Records from a data source:
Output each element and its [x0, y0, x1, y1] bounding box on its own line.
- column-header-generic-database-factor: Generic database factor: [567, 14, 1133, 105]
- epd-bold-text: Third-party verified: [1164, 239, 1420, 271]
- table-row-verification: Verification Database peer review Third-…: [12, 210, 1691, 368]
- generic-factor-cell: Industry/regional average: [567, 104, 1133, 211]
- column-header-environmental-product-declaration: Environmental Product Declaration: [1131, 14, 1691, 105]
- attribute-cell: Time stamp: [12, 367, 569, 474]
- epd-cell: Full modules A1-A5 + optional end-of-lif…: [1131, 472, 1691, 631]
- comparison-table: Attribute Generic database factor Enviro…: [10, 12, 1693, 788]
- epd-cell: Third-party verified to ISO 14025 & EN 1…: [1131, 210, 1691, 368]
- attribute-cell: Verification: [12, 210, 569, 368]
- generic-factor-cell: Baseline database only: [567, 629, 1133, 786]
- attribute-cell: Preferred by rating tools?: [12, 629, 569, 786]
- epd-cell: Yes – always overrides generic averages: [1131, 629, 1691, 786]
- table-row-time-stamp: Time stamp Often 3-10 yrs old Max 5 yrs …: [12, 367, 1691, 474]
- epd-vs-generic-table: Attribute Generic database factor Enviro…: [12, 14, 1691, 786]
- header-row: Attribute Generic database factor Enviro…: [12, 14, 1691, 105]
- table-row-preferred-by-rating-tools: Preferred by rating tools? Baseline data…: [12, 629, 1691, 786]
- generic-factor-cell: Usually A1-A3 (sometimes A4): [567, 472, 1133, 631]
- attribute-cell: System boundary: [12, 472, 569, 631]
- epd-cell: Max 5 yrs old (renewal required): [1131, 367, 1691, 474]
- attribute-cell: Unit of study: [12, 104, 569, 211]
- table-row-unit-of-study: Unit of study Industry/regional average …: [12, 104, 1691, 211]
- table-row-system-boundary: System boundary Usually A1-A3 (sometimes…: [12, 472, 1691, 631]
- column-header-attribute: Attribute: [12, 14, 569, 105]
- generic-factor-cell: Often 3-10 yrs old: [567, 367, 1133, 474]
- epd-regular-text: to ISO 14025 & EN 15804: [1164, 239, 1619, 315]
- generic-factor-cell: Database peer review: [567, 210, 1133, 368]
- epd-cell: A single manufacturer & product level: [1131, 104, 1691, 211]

DO THIS — Update the data by replacing every "epd-cell" with "declaration-cell", and write out all the lines again with nothing else changed.

WRITTEN RESPONSE —
Output each element and its [x0, y0, x1, y1] bounding box on its own line.
- column-header-generic-database-factor: Generic database factor: [567, 14, 1133, 105]
- epd-bold-text: Third-party verified: [1164, 239, 1420, 271]
- table-row-verification: Verification Database peer review Third-…: [12, 210, 1691, 368]
- generic-factor-cell: Industry/regional average: [567, 104, 1133, 211]
- column-header-environmental-product-declaration: Environmental Product Declaration: [1131, 14, 1691, 105]
- attribute-cell: Time stamp: [12, 367, 569, 474]
- declaration-cell: Full modules A1-A5 + optional end-of-lif…: [1131, 472, 1691, 631]
- comparison-table: Attribute Generic database factor Enviro…: [10, 12, 1693, 788]
- declaration-cell: Third-party verified to ISO 14025 & EN 1…: [1131, 210, 1691, 368]
- attribute-cell: Verification: [12, 210, 569, 368]
- generic-factor-cell: Baseline database only: [567, 629, 1133, 786]
- attribute-cell: Preferred by rating tools?: [12, 629, 569, 786]
- declaration-cell: Yes – always overrides generic averages: [1131, 629, 1691, 786]
- table-row-time-stamp: Time stamp Often 3-10 yrs old Max 5 yrs …: [12, 367, 1691, 474]
- epd-vs-generic-table: Attribute Generic database factor Enviro…: [12, 14, 1691, 786]
- header-row: Attribute Generic database factor Enviro…: [12, 14, 1691, 105]
- table-row-preferred-by-rating-tools: Preferred by rating tools? Baseline data…: [12, 629, 1691, 786]
- generic-factor-cell: Usually A1-A3 (sometimes A4): [567, 472, 1133, 631]
- attribute-cell: System boundary: [12, 472, 569, 631]
- declaration-cell: Max 5 yrs old (renewal required): [1131, 367, 1691, 474]
- attribute-cell: Unit of study: [12, 104, 569, 211]
- table-row-unit-of-study: Unit of study Industry/regional average …: [12, 104, 1691, 211]
- table-row-system-boundary: System boundary Usually A1-A3 (sometimes…: [12, 472, 1691, 631]
- column-header-attribute: Attribute: [12, 14, 569, 105]
- generic-factor-cell: Often 3-10 yrs old: [567, 367, 1133, 474]
- epd-regular-text: to ISO 14025 & EN 15804: [1164, 239, 1619, 315]
- generic-factor-cell: Database peer review: [567, 210, 1133, 368]
- declaration-cell: A single manufacturer & product level: [1131, 104, 1691, 211]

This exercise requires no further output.